-- Begin Data for the task --

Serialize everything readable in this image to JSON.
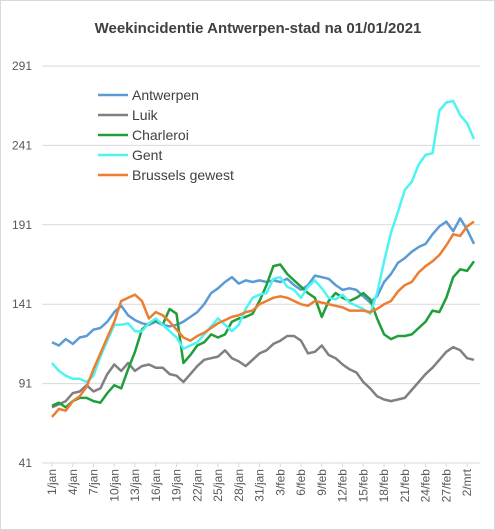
{
  "chart_data": {
    "type": "line",
    "title": "Weekincidentie  Antwerpen-stad  na 01/01/2021",
    "categories": [
      "1/jan",
      null,
      null,
      "4/jan",
      null,
      null,
      "7/jan",
      null,
      null,
      "10/jan",
      null,
      null,
      "13/jan",
      null,
      null,
      "16/jan",
      null,
      null,
      "19/jan",
      null,
      null,
      "22/jan",
      null,
      null,
      "25/jan",
      null,
      null,
      "28/jan",
      null,
      null,
      "31/jan",
      null,
      null,
      "3/feb",
      null,
      null,
      "6/feb",
      null,
      null,
      "9/feb",
      null,
      null,
      "12/feb",
      null,
      null,
      "15/feb",
      null,
      null,
      "18/feb",
      null,
      null,
      "21/feb",
      null,
      null,
      "24/feb",
      null,
      null,
      "27/feb",
      null,
      null,
      "2/mrt",
      null
    ],
    "series": [
      {
        "name": "Antwerpen",
        "color": "#5b9bd5",
        "values": [
          117,
          115,
          119,
          116,
          120,
          121,
          125,
          126,
          130,
          136,
          140,
          134,
          131,
          129,
          128,
          130,
          128,
          127,
          128,
          130,
          133,
          136,
          141,
          148,
          151,
          155,
          158,
          154,
          156,
          155,
          156,
          155,
          156,
          155,
          157,
          153,
          150,
          153,
          159,
          158,
          157,
          153,
          150,
          151,
          150,
          146,
          142,
          146,
          155,
          160,
          167,
          170,
          174,
          177,
          179,
          185,
          190,
          193,
          187,
          195,
          188,
          179
        ]
      },
      {
        "name": "Luik",
        "color": "#808080",
        "values": [
          76,
          78,
          80,
          85,
          86,
          90,
          86,
          88,
          97,
          103,
          99,
          104,
          99,
          102,
          103,
          101,
          101,
          97,
          96,
          92,
          97,
          102,
          106,
          107,
          108,
          112,
          107,
          105,
          102,
          106,
          110,
          112,
          116,
          118,
          121,
          121,
          118,
          110,
          111,
          115,
          109,
          107,
          103,
          100,
          98,
          92,
          88,
          83,
          81,
          80,
          81,
          82,
          87,
          92,
          97,
          101,
          106,
          111,
          114,
          112,
          107,
          106
        ]
      },
      {
        "name": "Charleroi",
        "color": "#1f9e3a",
        "values": [
          77,
          79,
          76,
          80,
          82,
          82,
          80,
          79,
          85,
          90,
          88,
          100,
          111,
          125,
          129,
          131,
          128,
          138,
          135,
          104,
          109,
          115,
          117,
          122,
          120,
          122,
          130,
          132,
          133,
          135,
          143,
          153,
          165,
          166,
          160,
          156,
          152,
          148,
          145,
          133,
          143,
          148,
          145,
          143,
          145,
          148,
          144,
          132,
          122,
          119,
          121,
          121,
          122,
          126,
          130,
          137,
          136,
          145,
          158,
          163,
          162,
          168
        ]
      },
      {
        "name": "Gent",
        "color": "#4ff3f3",
        "values": [
          104,
          99,
          96,
          94,
          94,
          92,
          96,
          108,
          118,
          128,
          128,
          129,
          124,
          124,
          129,
          132,
          128,
          124,
          120,
          113,
          115,
          117,
          122,
          127,
          132,
          128,
          124,
          128,
          138,
          145,
          147,
          148,
          157,
          158,
          152,
          150,
          145,
          152,
          156,
          151,
          145,
          144,
          147,
          142,
          140,
          138,
          135,
          148,
          168,
          186,
          199,
          213,
          218,
          229,
          235,
          236,
          263,
          268,
          269,
          260,
          255,
          245
        ]
      },
      {
        "name": "Brussels gewest",
        "color": "#ed7d31",
        "values": [
          70,
          75,
          74,
          80,
          83,
          89,
          100,
          110,
          120,
          130,
          143,
          145,
          147,
          143,
          132,
          136,
          134,
          130,
          125,
          120,
          118,
          121,
          123,
          126,
          129,
          131,
          133,
          134,
          136,
          137,
          141,
          143,
          145,
          146,
          145,
          143,
          141,
          140,
          143,
          142,
          141,
          140,
          139,
          137,
          137,
          137,
          136,
          138,
          141,
          143,
          149,
          153,
          155,
          161,
          165,
          168,
          172,
          178,
          185,
          184,
          190,
          193
        ]
      }
    ],
    "ylim": [
      41,
      291
    ],
    "yticks": [
      41,
      91,
      141,
      191,
      241,
      291
    ],
    "grid": true,
    "legend": "upper-left"
  }
}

-- End Data for the task --

Search the preceding listing for "Antwerpen" and extract every line where it is found.

= Result =
    "title": "Weekincidentie  Antwerpen-stad  na 01/01/2021",
        "name": "Antwerpen",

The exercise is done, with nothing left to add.